WHAT YOU WILL DO
List all lines of the data that include the string "Morphine".

RECORDS FOR PROCESSING
________________________

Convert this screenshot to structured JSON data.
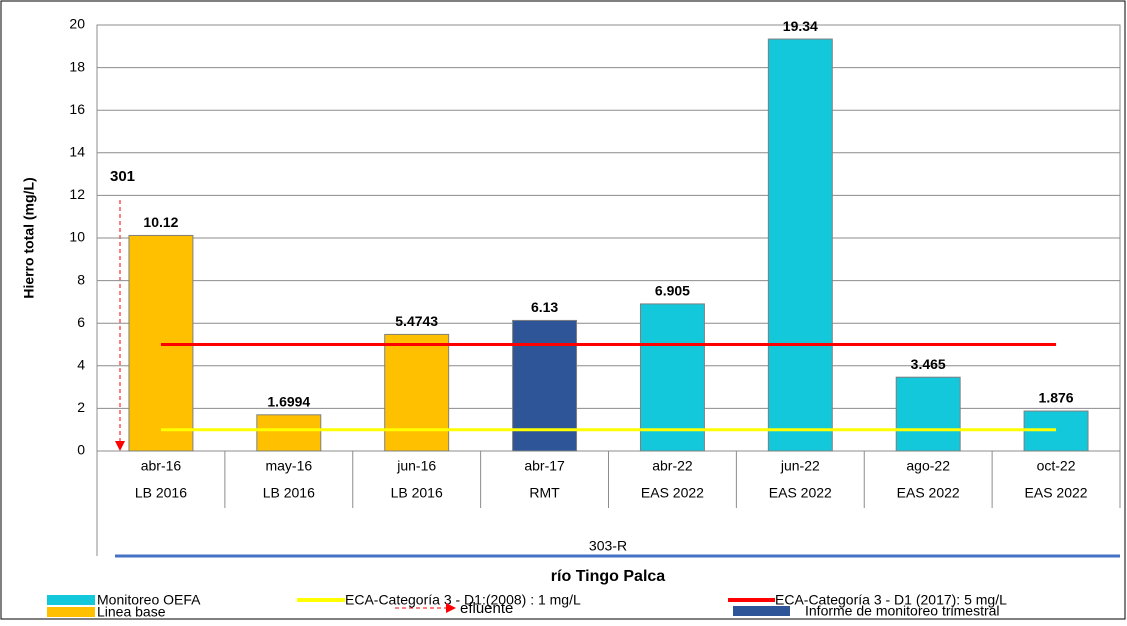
{
  "chart_data": {
    "type": "bar",
    "y_label": "Hierro total (mg/L)",
    "x_label": "río Tingo Palca",
    "categories": [
      "abr-16",
      "may-16",
      "jun-16",
      "abr-17",
      "abr-22",
      "jun-22",
      "ago-22",
      "oct-22"
    ],
    "groups": [
      "LB 2016",
      "LB 2016",
      "LB 2016",
      "RMT",
      "EAS 2022",
      "EAS 2022",
      "EAS 2022",
      "EAS 2022"
    ],
    "station": "303-R",
    "series": [
      {
        "name": "Monitoreo OEFA",
        "color": "#14c8dc",
        "values": [
          null,
          null,
          null,
          null,
          6.905,
          19.34,
          3.465,
          1.876
        ]
      },
      {
        "name": "Linea base",
        "color": "#ffc000",
        "values": [
          10.12,
          1.6994,
          5.4743,
          null,
          null,
          null,
          null,
          null
        ]
      },
      {
        "name": "Informe de monitoreo trimestral",
        "color": "#2e5597",
        "values": [
          null,
          null,
          null,
          6.13,
          null,
          null,
          null,
          null
        ]
      }
    ],
    "reference_lines": [
      {
        "name": "ECA-Categoría 3 - D1:(2008) : 1 mg/L",
        "color": "#ffff00",
        "value": 1
      },
      {
        "name": "ECA-Categoría 3 - D1 (2017): 5 mg/L",
        "color": "#ff0000",
        "value": 5
      }
    ],
    "annotation": "301",
    "arrow_legend": "efluente",
    "ylim": [
      0,
      20
    ],
    "yticks": [
      0,
      2,
      4,
      6,
      8,
      10,
      12,
      14,
      16,
      18,
      20
    ],
    "grid": true
  }
}
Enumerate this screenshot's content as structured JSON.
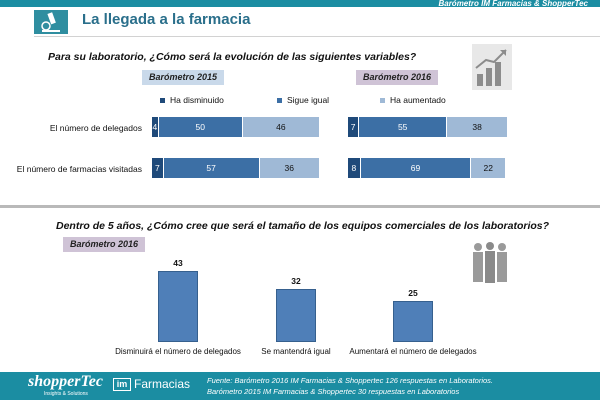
{
  "header": {
    "banner": "Barómetro IM Farmacias & ShopperTec",
    "title": "La llegada a la farmacia"
  },
  "section1": {
    "question": "Para su laboratorio, ¿Cómo será la evolución de las siguientes variables?",
    "legend": [
      "Ha disminuido",
      "Sigue igual",
      "Ha aumentado"
    ],
    "colors": [
      "#1f4a7a",
      "#3c6fa5",
      "#9fb9d6"
    ]
  },
  "section2": {
    "question": "Dentro de 5 años, ¿Cómo cree que será el tamaño de los equipos comerciales de los laboratorios?",
    "bar_color": "#4f7fb8"
  },
  "chart_data": [
    {
      "type": "bar",
      "stacked": true,
      "orientation": "horizontal",
      "title": "Barómetro 2015",
      "categories": [
        "El número de delegados",
        "El número de farmacias visitadas"
      ],
      "series": [
        {
          "name": "Ha disminuido",
          "values": [
            4,
            7
          ]
        },
        {
          "name": "Sigue igual",
          "values": [
            50,
            57
          ]
        },
        {
          "name": "Ha aumentado",
          "values": [
            46,
            36
          ]
        }
      ],
      "legend": "top"
    },
    {
      "type": "bar",
      "stacked": true,
      "orientation": "horizontal",
      "title": "Barómetro 2016",
      "categories": [
        "El número de delegados",
        "El número de farmacias visitadas"
      ],
      "series": [
        {
          "name": "Ha disminuido",
          "values": [
            7,
            8
          ]
        },
        {
          "name": "Sigue igual",
          "values": [
            55,
            69
          ]
        },
        {
          "name": "Ha aumentado",
          "values": [
            38,
            22
          ]
        }
      ],
      "legend": "top"
    },
    {
      "type": "bar",
      "title": "Barómetro 2016",
      "categories": [
        "Disminuirá el número de delegados",
        "Se mantendrá igual",
        "Aumentará el número de delegados"
      ],
      "values": [
        43,
        32,
        25
      ]
    }
  ],
  "footer": {
    "brand1": "shopperTec",
    "brand1_sub": "Insights & Solutions",
    "brand2_box": "im",
    "brand2": "Farmacias",
    "source_line1": "Fuente: Barómetro 2016  IM Farmacias & Shoppertec 126 respuestas en Laboratorios.",
    "source_line2": "Barómetro 2015  IM Farmacias & Shoppertec 30 respuestas en Laboratorios"
  },
  "icons": [
    "microscope-icon",
    "growth-chart-icon",
    "people-group-icon"
  ]
}
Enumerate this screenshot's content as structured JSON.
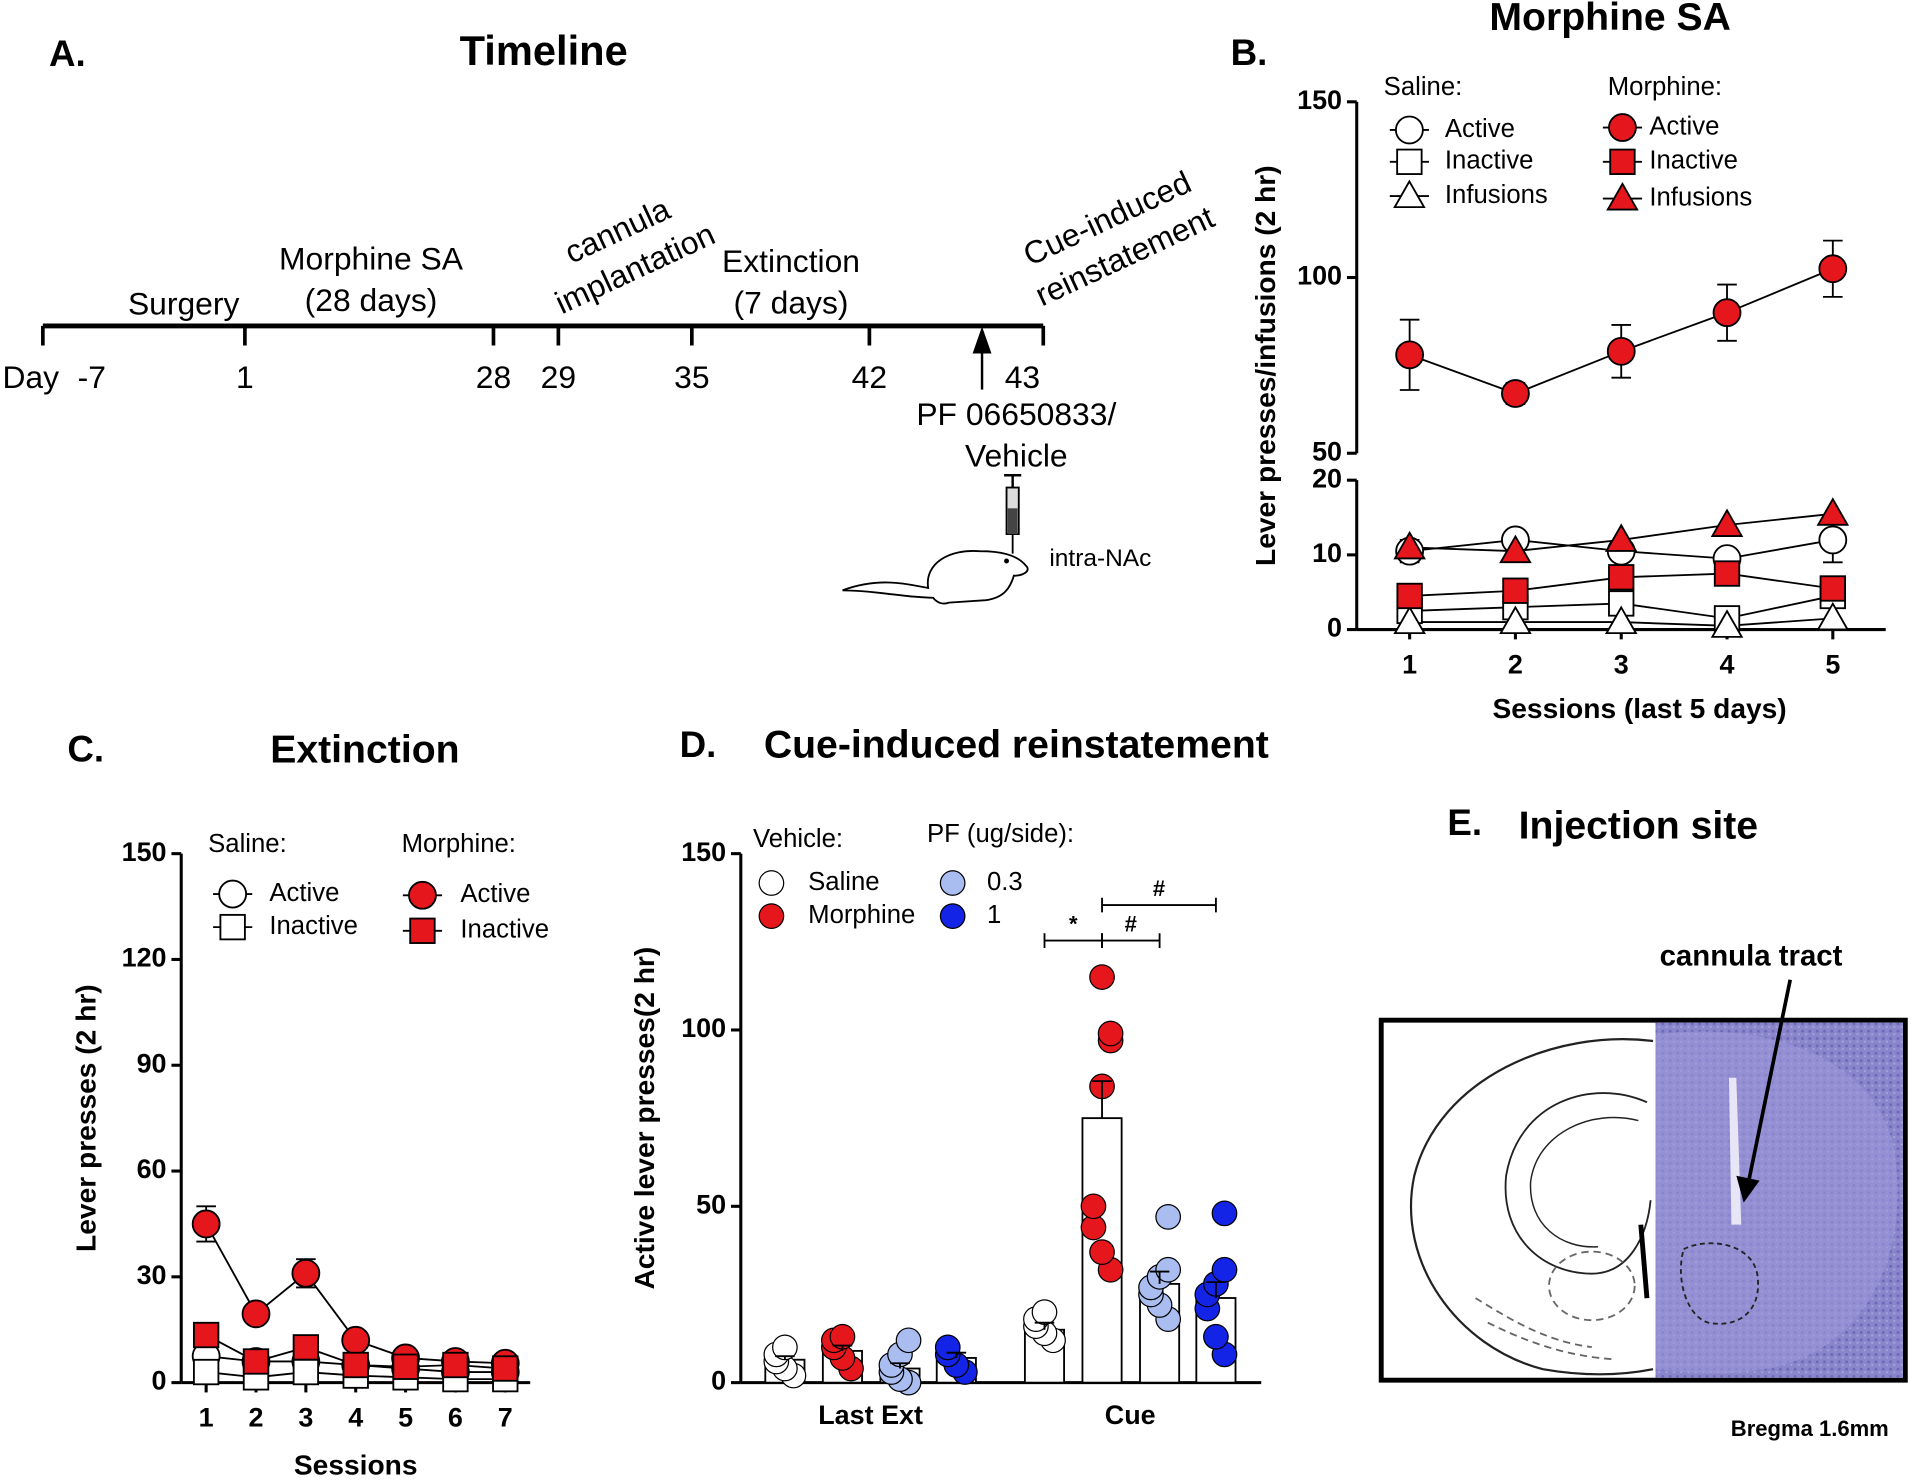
{
  "timeline": {
    "panel": "A.",
    "title": "Timeline",
    "day_label": "Day",
    "days": [
      "-7",
      "1",
      "28",
      "29",
      "35",
      "42",
      "43"
    ],
    "phases": [
      [
        "Surgery"
      ],
      [
        "Morphine SA",
        "(28 days)"
      ],
      [
        "cannula",
        "implantation"
      ],
      [
        "Extinction",
        "(7 days)"
      ],
      [
        "Cue-induced",
        "reinstatement"
      ]
    ],
    "treatment": [
      "PF 06650833/",
      "Vehicle"
    ],
    "route": "intra-NAc"
  },
  "chart_data": [
    {
      "type": "line",
      "panel": "B.",
      "title": "Morphine SA",
      "xlabel": "Sessions (last 5 days)",
      "ylabel": "Lever presses/infusions (2 hr)",
      "x": [
        1,
        2,
        3,
        4,
        5
      ],
      "xlim": [
        0.5,
        5.5
      ],
      "xticks": [
        1,
        2,
        3,
        4,
        5
      ],
      "y_segments": [
        {
          "ylim": [
            0,
            20
          ],
          "yticks": [
            0,
            10,
            20
          ]
        },
        {
          "ylim": [
            50,
            150
          ],
          "yticks": [
            50,
            100,
            150
          ]
        }
      ],
      "legend_titles": [
        "Saline:",
        "Morphine:"
      ],
      "series": [
        {
          "name": "Active",
          "marker": "circle",
          "color": "#ffffff",
          "segment": 0,
          "values": [
            10.5,
            12,
            10.5,
            9.5,
            12
          ],
          "errors": [
            1.5,
            0.5,
            1,
            1,
            3
          ]
        },
        {
          "name": "Inactive",
          "marker": "square",
          "color": "#ffffff",
          "segment": 0,
          "values": [
            2.5,
            3,
            3.5,
            1.5,
            4.5
          ]
        },
        {
          "name": "Infusions",
          "marker": "triangle",
          "color": "#ffffff",
          "segment": 0,
          "values": [
            1,
            1,
            1,
            0.5,
            1.5
          ]
        },
        {
          "name": "Active",
          "marker": "circle",
          "color": "#e5171d",
          "segment": 1,
          "values": [
            78,
            67,
            79,
            90,
            102.5
          ],
          "errors": [
            10,
            3,
            7.5,
            8,
            8
          ]
        },
        {
          "name": "Inactive",
          "marker": "square",
          "color": "#e5171d",
          "segment": 0,
          "values": [
            4.5,
            5.2,
            7,
            7.5,
            5.5
          ]
        },
        {
          "name": "Infusions",
          "marker": "triangle",
          "color": "#e5171d",
          "segment": 0,
          "values": [
            11,
            10.5,
            12,
            14,
            15.5
          ]
        }
      ]
    },
    {
      "type": "line",
      "panel": "C.",
      "title": "Extinction",
      "xlabel": "Sessions",
      "ylabel": "Lever presses (2 hr)",
      "x": [
        1,
        2,
        3,
        4,
        5,
        6,
        7
      ],
      "xlim": [
        0.5,
        7.5
      ],
      "xticks": [
        1,
        2,
        3,
        4,
        5,
        6,
        7
      ],
      "ylim": [
        0,
        150
      ],
      "yticks": [
        0,
        30,
        60,
        90,
        120,
        150
      ],
      "legend_titles": [
        "Saline:",
        "Morphine:"
      ],
      "series": [
        {
          "name": "Active",
          "marker": "circle",
          "color": "#ffffff",
          "values": [
            7.5,
            6,
            6,
            5,
            4,
            3,
            3
          ]
        },
        {
          "name": "Inactive",
          "marker": "square",
          "color": "#ffffff",
          "values": [
            3,
            1.5,
            3,
            2,
            1.5,
            1,
            1
          ]
        },
        {
          "name": "Active",
          "marker": "circle",
          "color": "#e5171d",
          "values": [
            45,
            19.5,
            31,
            12,
            7,
            6,
            5.5
          ],
          "errors": [
            5,
            1,
            4,
            1,
            1,
            1,
            1
          ]
        },
        {
          "name": "Inactive",
          "marker": "square",
          "color": "#e5171d",
          "values": [
            13.5,
            6,
            10,
            5,
            4.5,
            5,
            4
          ]
        }
      ]
    },
    {
      "type": "bar",
      "panel": "D.",
      "title": "Cue-induced reinstatement",
      "ylabel": "Active lever presses(2 hr)",
      "categories": [
        "Last Ext",
        "Cue"
      ],
      "ylim": [
        0,
        150
      ],
      "yticks": [
        0,
        50,
        100,
        150
      ],
      "legend_titles": [
        "Vehicle:",
        "PF (ug/side):"
      ],
      "series": [
        {
          "name": "Saline",
          "color": "#ffffff",
          "values": [
            6.5,
            15
          ],
          "errors": [
            1,
            2
          ],
          "points": [
            [
              2,
              4,
              6,
              8,
              10
            ],
            [
              12,
              14,
              16,
              18,
              20
            ]
          ]
        },
        {
          "name": "Morphine",
          "color": "#e5171d",
          "values": [
            9,
            75
          ],
          "errors": [
            1.5,
            10.5
          ],
          "points": [
            [
              4,
              7,
              10,
              12,
              13
            ],
            [
              32,
              37,
              44,
              50,
              84,
              97,
              99,
              115
            ]
          ]
        },
        {
          "name": "0.3",
          "color": "#a9bdf0",
          "values": [
            4,
            28
          ],
          "errors": [
            1.5,
            3.5
          ],
          "points": [
            [
              0,
              1,
              3,
              5,
              8,
              12
            ],
            [
              18,
              22,
              25,
              27,
              30,
              32,
              47
            ]
          ]
        },
        {
          "name": "1",
          "color": "#1424e6",
          "values": [
            7,
            24
          ],
          "errors": [
            1.5,
            4.5
          ],
          "points": [
            [
              3,
              5,
              8,
              10
            ],
            [
              8,
              13,
              21,
              25,
              28,
              32,
              48
            ]
          ]
        }
      ],
      "annotations": [
        {
          "text": "*",
          "category": 1,
          "from": 0,
          "to": 1
        },
        {
          "text": "#",
          "category": 1,
          "from": 1,
          "to": 2
        },
        {
          "text": "#",
          "category": 1,
          "from": 1,
          "to": 3
        }
      ]
    }
  ],
  "injection_site": {
    "panel": "E.",
    "title": "Injection site",
    "arrow_label": "cannula tract",
    "caption": "Bregma 1.6mm"
  }
}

________________________

REPLY TO THE EXERCISE
        "Morphine SA",
      "title": "Morphine SA",
        "Morphine:"
        "Morphine:"
          "name": "Morphine",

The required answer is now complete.